**Given records**

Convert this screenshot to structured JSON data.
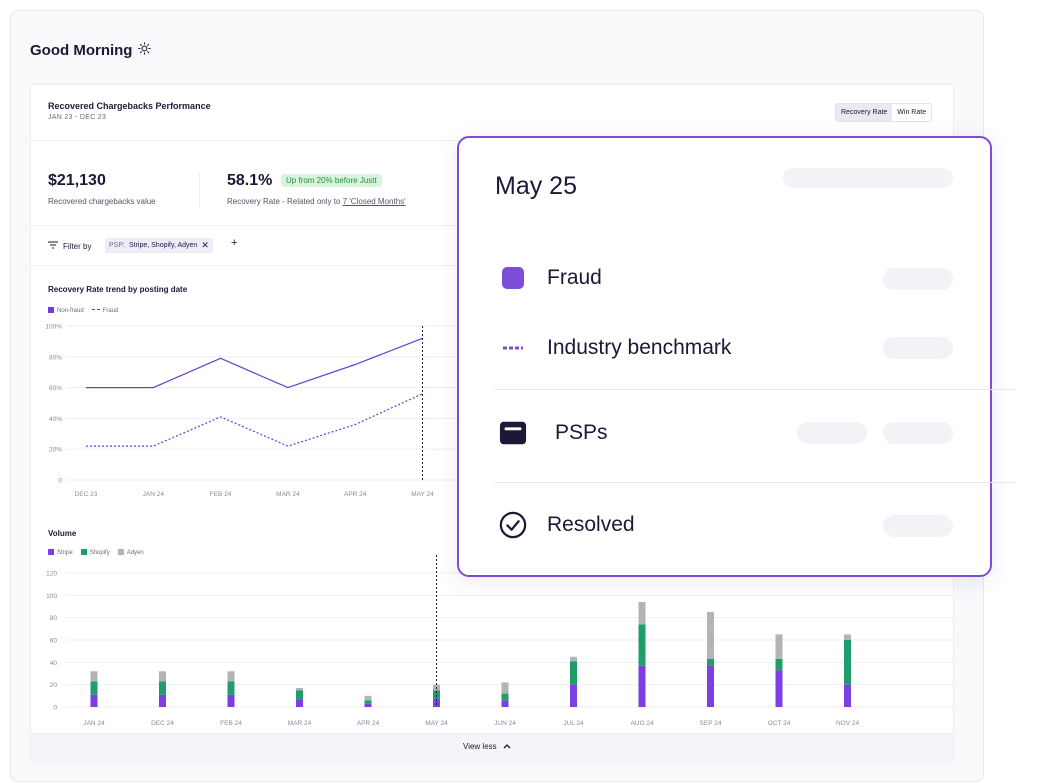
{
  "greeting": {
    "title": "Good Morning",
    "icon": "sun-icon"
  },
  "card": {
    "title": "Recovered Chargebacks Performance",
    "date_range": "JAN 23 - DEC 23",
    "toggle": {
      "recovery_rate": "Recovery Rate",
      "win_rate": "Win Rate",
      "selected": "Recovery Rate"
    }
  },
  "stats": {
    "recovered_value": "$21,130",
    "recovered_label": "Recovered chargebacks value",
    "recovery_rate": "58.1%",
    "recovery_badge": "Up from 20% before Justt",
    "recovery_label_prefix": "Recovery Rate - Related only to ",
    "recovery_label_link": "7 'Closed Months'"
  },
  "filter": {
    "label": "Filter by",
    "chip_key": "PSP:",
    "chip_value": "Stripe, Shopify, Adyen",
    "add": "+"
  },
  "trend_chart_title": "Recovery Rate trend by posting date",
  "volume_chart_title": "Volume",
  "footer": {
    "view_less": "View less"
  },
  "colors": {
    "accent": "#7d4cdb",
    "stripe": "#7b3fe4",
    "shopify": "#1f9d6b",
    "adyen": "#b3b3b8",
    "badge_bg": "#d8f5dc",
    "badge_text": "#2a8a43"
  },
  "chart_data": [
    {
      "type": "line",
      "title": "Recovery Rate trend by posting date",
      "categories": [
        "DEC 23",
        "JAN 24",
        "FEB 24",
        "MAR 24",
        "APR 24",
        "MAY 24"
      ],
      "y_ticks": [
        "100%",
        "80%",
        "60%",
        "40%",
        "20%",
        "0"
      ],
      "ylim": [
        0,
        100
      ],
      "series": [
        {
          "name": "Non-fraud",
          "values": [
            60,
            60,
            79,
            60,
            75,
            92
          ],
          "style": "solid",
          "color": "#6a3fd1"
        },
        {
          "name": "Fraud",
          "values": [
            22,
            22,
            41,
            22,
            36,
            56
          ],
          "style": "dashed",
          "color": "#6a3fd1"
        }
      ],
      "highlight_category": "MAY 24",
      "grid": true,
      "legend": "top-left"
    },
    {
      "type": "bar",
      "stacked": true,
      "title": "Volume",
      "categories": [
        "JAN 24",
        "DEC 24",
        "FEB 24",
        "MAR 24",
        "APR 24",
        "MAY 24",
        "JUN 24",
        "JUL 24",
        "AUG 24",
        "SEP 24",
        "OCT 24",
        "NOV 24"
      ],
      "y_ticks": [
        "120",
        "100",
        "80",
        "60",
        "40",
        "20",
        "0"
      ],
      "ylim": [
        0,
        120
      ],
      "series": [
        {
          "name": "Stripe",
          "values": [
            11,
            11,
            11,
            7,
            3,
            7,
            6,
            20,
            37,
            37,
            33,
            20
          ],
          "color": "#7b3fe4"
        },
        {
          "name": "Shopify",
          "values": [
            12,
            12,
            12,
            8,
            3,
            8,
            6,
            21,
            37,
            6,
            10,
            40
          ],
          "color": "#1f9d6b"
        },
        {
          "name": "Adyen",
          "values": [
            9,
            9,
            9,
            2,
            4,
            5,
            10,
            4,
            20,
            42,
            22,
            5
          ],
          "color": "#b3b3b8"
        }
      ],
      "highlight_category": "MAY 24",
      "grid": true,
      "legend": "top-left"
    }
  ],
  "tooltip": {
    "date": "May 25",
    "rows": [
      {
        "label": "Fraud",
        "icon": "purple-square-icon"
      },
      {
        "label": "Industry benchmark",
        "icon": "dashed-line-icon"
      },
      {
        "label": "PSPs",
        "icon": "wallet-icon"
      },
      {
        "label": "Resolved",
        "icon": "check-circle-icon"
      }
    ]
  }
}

**Directions**
Report the number of lines containing the string "icon" and add nothing to it.

**Result below**
5